Exercise task:
Go through the listing below and list every line with "content".
----
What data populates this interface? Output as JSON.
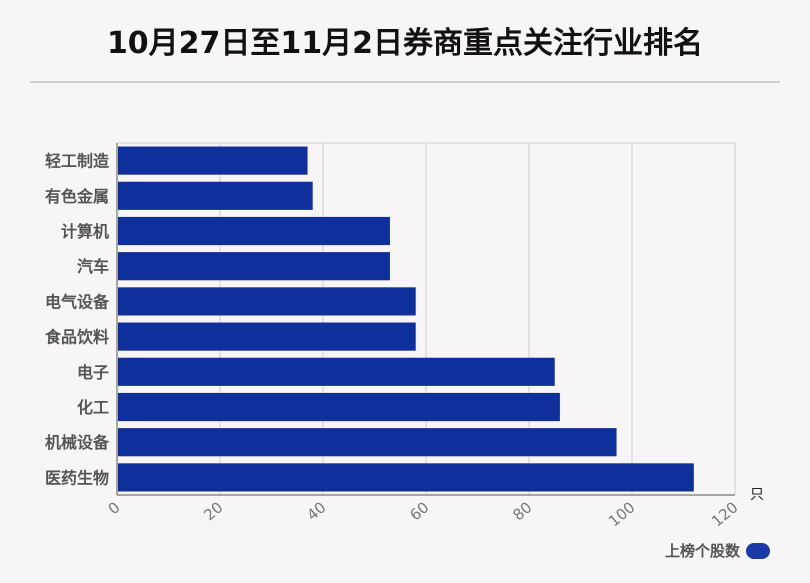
{
  "title": "10月27日至11月2日券商重点关注行业排名",
  "unit": "只",
  "legend": {
    "label": "上榜个股数",
    "color": "#1a3aa8"
  },
  "chart_data": {
    "type": "bar",
    "orientation": "horizontal",
    "categories": [
      "轻工制造",
      "有色金属",
      "计算机",
      "汽车",
      "电气设备",
      "食品饮料",
      "电子",
      "化工",
      "机械设备",
      "医药生物"
    ],
    "series": [
      {
        "name": "上榜个股数",
        "values": [
          37,
          38,
          53,
          53,
          58,
          58,
          85,
          86,
          97,
          112
        ]
      }
    ],
    "xlim": [
      0,
      120
    ],
    "xticks": [
      "0",
      "20",
      "40",
      "60",
      "80",
      "100",
      "120"
    ],
    "grid": true,
    "legend_position": "bottom-right",
    "bar_color": "#0f2f9a"
  }
}
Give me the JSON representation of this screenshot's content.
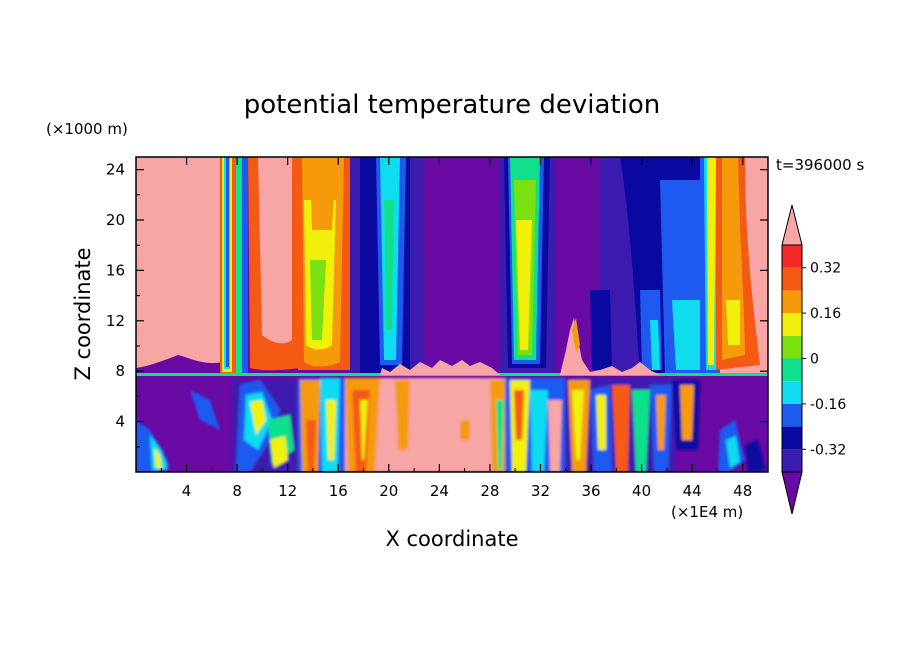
{
  "chart_data": {
    "type": "heatmap",
    "title": "potential temperature deviation",
    "xlabel": "X coordinate",
    "ylabel": "Z coordinate",
    "x_unit": "(×1E4 m)",
    "y_unit": "(×1000 m)",
    "time_label": "t=396000 s",
    "xlim": [
      0,
      50
    ],
    "ylim": [
      0,
      25
    ],
    "x_ticks": [
      4,
      8,
      12,
      16,
      20,
      24,
      28,
      32,
      36,
      40,
      44,
      48
    ],
    "y_ticks": [
      4,
      8,
      12,
      16,
      20,
      24
    ],
    "colorbar": {
      "levels": [
        -0.4,
        -0.32,
        -0.24,
        -0.16,
        -0.08,
        0,
        0.08,
        0.16,
        0.24,
        0.32,
        0.4
      ],
      "tick_labels": [
        "-0.32",
        "-0.16",
        "0",
        "0.16",
        "0.32"
      ],
      "tick_values": [
        -0.32,
        -0.16,
        0,
        0.16,
        0.32
      ],
      "colors": [
        "#6a0aa5",
        "#3c1cb0",
        "#0a0aa0",
        "#1e5af0",
        "#10dcf0",
        "#10e08c",
        "#7ae010",
        "#f0f00a",
        "#f59a0a",
        "#f55a14",
        "#f52828",
        "#f7a5a5"
      ]
    },
    "upper_columns": [
      {
        "x": 3.2,
        "z_top": 8.9,
        "level": "pink"
      },
      {
        "x": 7.2,
        "width": 1.4,
        "level": "red"
      },
      {
        "x": 9.6,
        "width": 1.2,
        "level": "pink"
      },
      {
        "x": 14.2,
        "width": 3.0,
        "level": "orange"
      },
      {
        "x": 20.2,
        "width": 1.4,
        "level": "cyan"
      },
      {
        "x": 30.4,
        "width": 1.6,
        "level": "yellow"
      },
      {
        "x": 46.0,
        "width": 2.4,
        "level": "orange"
      }
    ],
    "inversion_height": 7.8
  }
}
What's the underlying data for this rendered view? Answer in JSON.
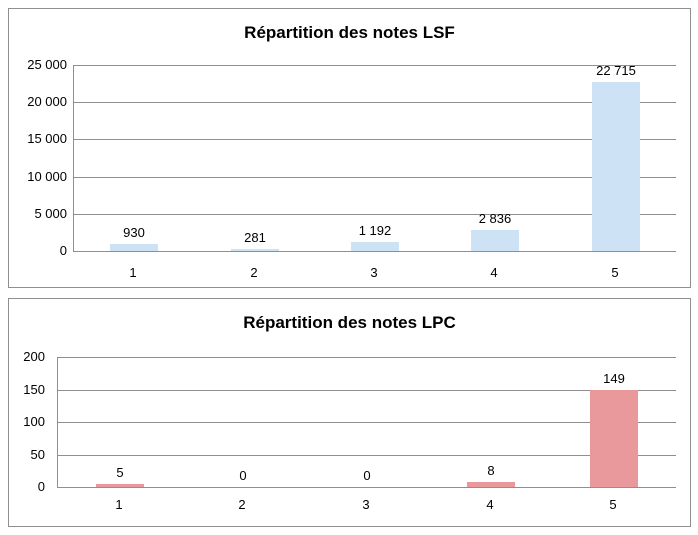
{
  "colors": {
    "background": "#FFFFFF",
    "panel_border": "#8F8F8F",
    "gridline": "#8F8F8F",
    "text": "#000000",
    "lsf_bar": "#CEE2F5",
    "lpc_bar": "#E9989B"
  },
  "chart_data": [
    {
      "type": "bar",
      "title": "Répartition des notes LSF",
      "categories": [
        "1",
        "2",
        "3",
        "4",
        "5"
      ],
      "values": [
        930,
        281,
        1192,
        2836,
        22715
      ],
      "value_labels": [
        "930",
        "281",
        "1 192",
        "2 836",
        "22 715"
      ],
      "xlabel": "",
      "ylabel": "",
      "ylim": [
        0,
        25000
      ],
      "y_ticks": [
        0,
        5000,
        10000,
        15000,
        20000,
        25000
      ],
      "y_tick_labels": [
        "0",
        "5 000",
        "10 000",
        "15 000",
        "20 000",
        "25 000"
      ],
      "grid": true,
      "legend": "none",
      "bar_color": "#CEE2F5"
    },
    {
      "type": "bar",
      "title": "Répartition des notes LPC",
      "categories": [
        "1",
        "2",
        "3",
        "4",
        "5"
      ],
      "values": [
        5,
        0,
        0,
        8,
        149
      ],
      "value_labels": [
        "5",
        "0",
        "0",
        "8",
        "149"
      ],
      "xlabel": "",
      "ylabel": "",
      "ylim": [
        0,
        200
      ],
      "y_ticks": [
        0,
        50,
        100,
        150,
        200
      ],
      "y_tick_labels": [
        "0",
        "50",
        "100",
        "150",
        "200"
      ],
      "grid": true,
      "legend": "none",
      "bar_color": "#E9989B"
    }
  ]
}
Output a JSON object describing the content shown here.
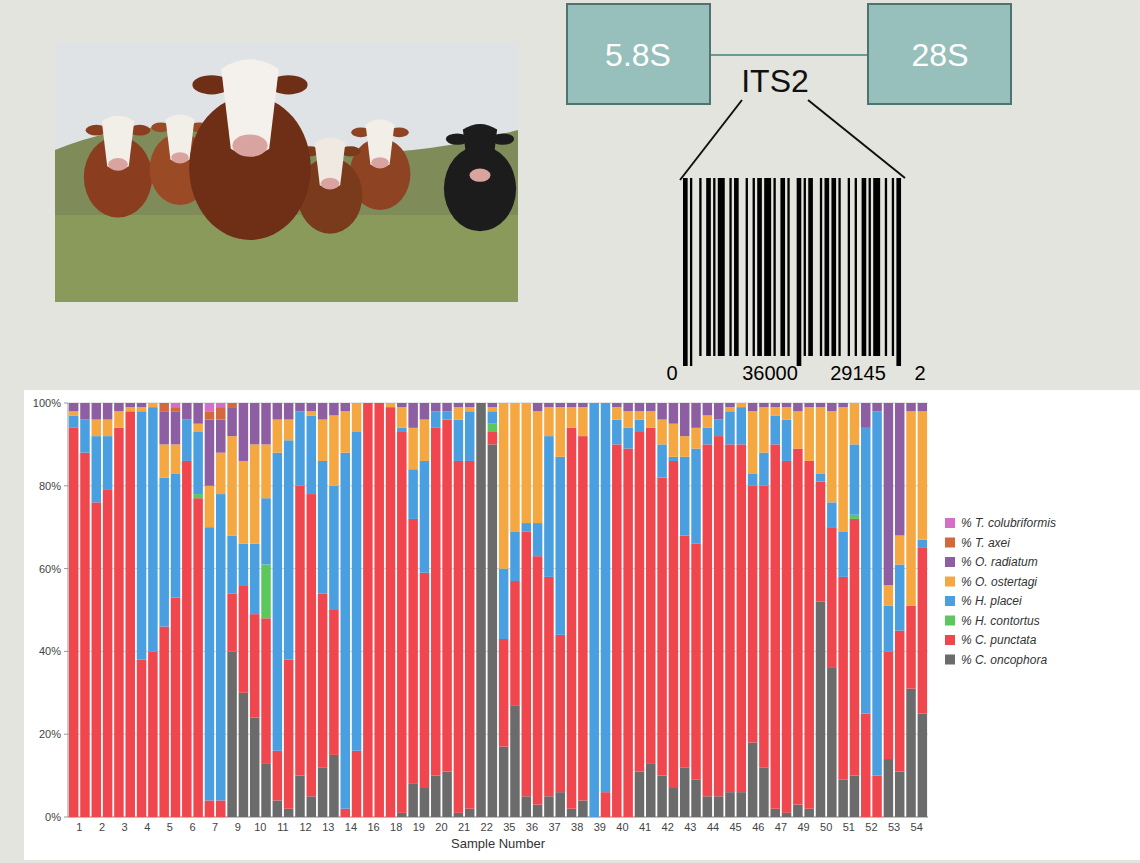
{
  "chart_data": {
    "type": "bar",
    "stacked": true,
    "grid": true,
    "legend": "right",
    "x_label": "Sample Number",
    "ylim": [
      0,
      100
    ],
    "yticks": [
      {
        "value": 0,
        "label": "0%"
      },
      {
        "value": 20,
        "label": "20%"
      },
      {
        "value": 40,
        "label": "40%"
      },
      {
        "value": 60,
        "label": "60%"
      },
      {
        "value": 80,
        "label": "80%"
      },
      {
        "value": 100,
        "label": "100%"
      }
    ],
    "categories": [
      "1",
      null,
      "2",
      null,
      "3",
      null,
      "4",
      null,
      "5",
      null,
      "6",
      null,
      "7",
      null,
      "9",
      null,
      "10",
      null,
      "11",
      null,
      "12",
      null,
      "13",
      null,
      "14",
      null,
      "16",
      null,
      "18",
      null,
      "19",
      null,
      "20",
      null,
      "21",
      null,
      "22",
      null,
      "35",
      null,
      "36",
      null,
      "37",
      null,
      "38",
      null,
      "39",
      null,
      "40",
      null,
      "41",
      null,
      "42",
      null,
      "43",
      null,
      "44",
      null,
      "45",
      null,
      "46",
      null,
      "47",
      null,
      "49",
      null,
      "50",
      null,
      "51",
      null,
      "52",
      null,
      "53",
      null,
      "54",
      null
    ],
    "series": [
      {
        "name": "% C. oncophora",
        "color": "#6b6b6b",
        "values": [
          0,
          0,
          0,
          0,
          0,
          0,
          0,
          0,
          0,
          0,
          0,
          0,
          0,
          0,
          40,
          30,
          24,
          13,
          4,
          2,
          10,
          5,
          12,
          15,
          0,
          0,
          0,
          0,
          0,
          1,
          8,
          7,
          10,
          11,
          1,
          2,
          100,
          90,
          17,
          27,
          5,
          3,
          5,
          6,
          2,
          4,
          0,
          0,
          0,
          0,
          11,
          13,
          10,
          7,
          12,
          9,
          5,
          5,
          6,
          6,
          18,
          12,
          2,
          1,
          3,
          2,
          52,
          36,
          9,
          10,
          0,
          0,
          14,
          11,
          31,
          25
        ]
      },
      {
        "name": "% C. punctata",
        "color": "#f0474f",
        "values": [
          94,
          88,
          76,
          79,
          94,
          98,
          38,
          40,
          46,
          53,
          86,
          77,
          4,
          4,
          14,
          26,
          25,
          35,
          12,
          36,
          70,
          73,
          42,
          35,
          2,
          16,
          100,
          100,
          99,
          92,
          64,
          52,
          84,
          85,
          85,
          84,
          0,
          3,
          26,
          30,
          64,
          60,
          53,
          38,
          92,
          88,
          0,
          6,
          90,
          89,
          82,
          81,
          72,
          79,
          56,
          57,
          85,
          87,
          84,
          84,
          62,
          68,
          88,
          85,
          86,
          84,
          29,
          34,
          49,
          62,
          25,
          10,
          26,
          34,
          20,
          40
        ]
      },
      {
        "name": "% H. contortus",
        "color": "#5cc85c",
        "values": [
          0,
          0,
          0,
          0,
          0,
          0,
          0,
          0,
          0,
          0,
          0,
          1,
          0,
          0,
          0,
          0,
          0,
          13,
          0,
          0,
          0,
          0,
          0,
          0,
          0,
          0,
          0,
          0,
          0,
          0,
          0,
          0,
          0,
          0,
          0,
          0,
          0,
          2,
          0,
          0,
          0,
          0,
          0,
          0,
          0,
          0,
          0,
          0,
          0,
          0,
          0,
          0,
          0,
          0,
          0,
          0,
          0,
          0,
          0,
          0,
          0,
          0,
          0,
          0,
          0,
          0,
          0,
          0,
          0,
          1,
          0,
          0,
          0,
          0,
          0,
          0
        ]
      },
      {
        "name": "% H. placei",
        "color": "#4a9fe0",
        "values": [
          3,
          8,
          16,
          13,
          0,
          0,
          60,
          59,
          36,
          30,
          10,
          15,
          66,
          74,
          14,
          10,
          17,
          16,
          72,
          53,
          18,
          19,
          32,
          30,
          86,
          77,
          0,
          0,
          0,
          1,
          12,
          27,
          4,
          2,
          10,
          12,
          0,
          3,
          17,
          12,
          2,
          8,
          34,
          43,
          0,
          0,
          100,
          94,
          6,
          5,
          3,
          0,
          8,
          1,
          19,
          23,
          4,
          4,
          8,
          9,
          3,
          8,
          7,
          10,
          0,
          0,
          2,
          6,
          11,
          17,
          69,
          88,
          11,
          16,
          0,
          2
        ]
      },
      {
        "name": "% O. ostertagi",
        "color": "#f5a742",
        "values": [
          1,
          0,
          4,
          4,
          4,
          1,
          1,
          1,
          8,
          7,
          0,
          2,
          10,
          10,
          24,
          20,
          24,
          13,
          8,
          5,
          0,
          1,
          10,
          17,
          10,
          7,
          0,
          0,
          1,
          5,
          10,
          10,
          0,
          0,
          3,
          1,
          0,
          1,
          40,
          31,
          29,
          27,
          7,
          12,
          5,
          7,
          0,
          0,
          3,
          4,
          2,
          4,
          6,
          8,
          5,
          5,
          3,
          0,
          1,
          1,
          15,
          11,
          2,
          3,
          9,
          13,
          16,
          22,
          30,
          10,
          0,
          0,
          5,
          7,
          47,
          31
        ]
      },
      {
        "name": "% O. radiatum",
        "color": "#8e5ea2",
        "values": [
          2,
          4,
          4,
          4,
          2,
          1,
          1,
          0,
          8,
          8,
          4,
          5,
          16,
          8,
          7,
          14,
          10,
          10,
          4,
          4,
          2,
          2,
          4,
          3,
          2,
          0,
          0,
          0,
          0,
          1,
          6,
          4,
          2,
          2,
          1,
          1,
          0,
          1,
          0,
          0,
          0,
          2,
          1,
          1,
          1,
          1,
          0,
          0,
          1,
          2,
          2,
          2,
          4,
          5,
          8,
          6,
          3,
          4,
          1,
          0,
          2,
          1,
          1,
          1,
          2,
          1,
          1,
          2,
          1,
          0,
          6,
          2,
          44,
          32,
          2,
          2
        ]
      },
      {
        "name": "% T. axei",
        "color": "#d2693c",
        "values": [
          0,
          0,
          0,
          0,
          0,
          0,
          0,
          0,
          2,
          1,
          0,
          0,
          2,
          3,
          1,
          0,
          0,
          0,
          0,
          0,
          0,
          0,
          0,
          0,
          0,
          0,
          0,
          0,
          0,
          0,
          0,
          0,
          0,
          0,
          0,
          0,
          0,
          0,
          0,
          0,
          0,
          0,
          0,
          0,
          0,
          0,
          0,
          0,
          0,
          0,
          0,
          0,
          0,
          0,
          0,
          0,
          0,
          0,
          0,
          0,
          0,
          0,
          0,
          0,
          0,
          0,
          0,
          0,
          0,
          0,
          0,
          0,
          0,
          0,
          0,
          0
        ]
      },
      {
        "name": "% T. colubriformis",
        "color": "#d36fc6",
        "values": [
          0,
          0,
          0,
          0,
          0,
          0,
          0,
          0,
          0,
          1,
          0,
          0,
          2,
          1,
          0,
          0,
          0,
          0,
          0,
          0,
          0,
          0,
          0,
          0,
          0,
          0,
          0,
          0,
          0,
          0,
          0,
          0,
          0,
          0,
          0,
          0,
          0,
          0,
          0,
          0,
          0,
          0,
          0,
          0,
          0,
          0,
          0,
          0,
          0,
          0,
          0,
          0,
          0,
          0,
          0,
          0,
          0,
          0,
          0,
          0,
          0,
          0,
          0,
          0,
          0,
          0,
          0,
          0,
          0,
          0,
          0,
          0,
          0,
          0,
          0,
          0
        ]
      }
    ]
  },
  "diagram": {
    "left_box": "5.8S",
    "right_box": "28S",
    "region": "ITS2",
    "barcode_digits": [
      "0",
      "36000",
      "29145",
      "2"
    ]
  }
}
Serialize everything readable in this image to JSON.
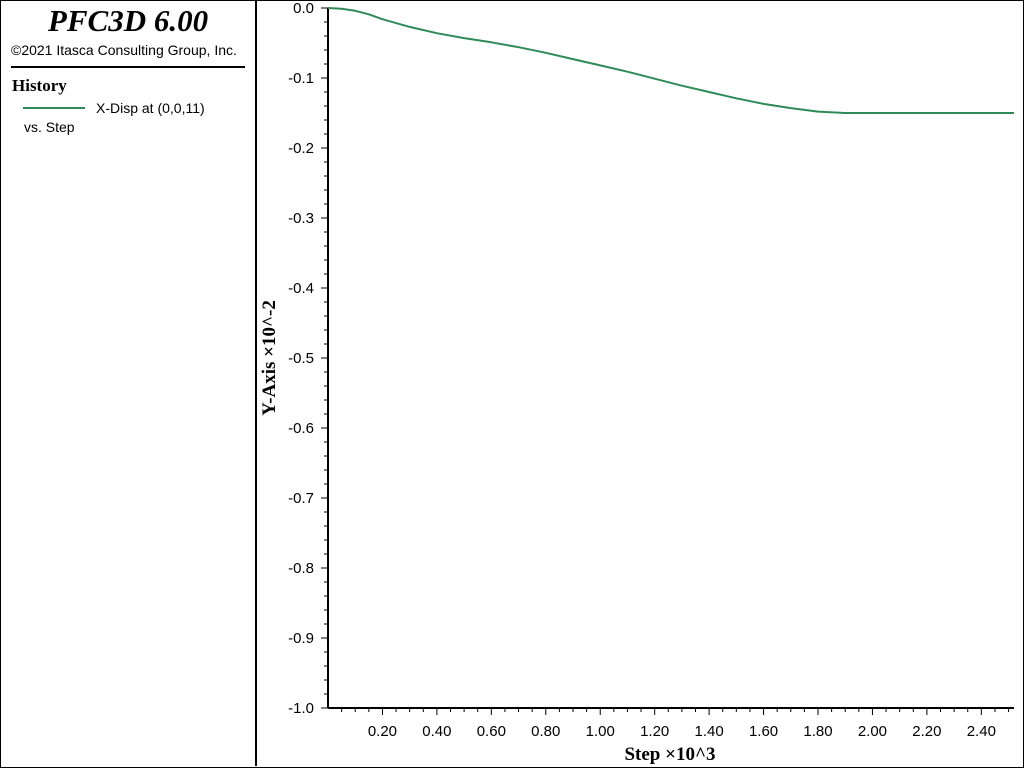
----
Completed exercise:
Give me the JSON representation of this screenshot's content.
Output a JSON object describing the content shown here.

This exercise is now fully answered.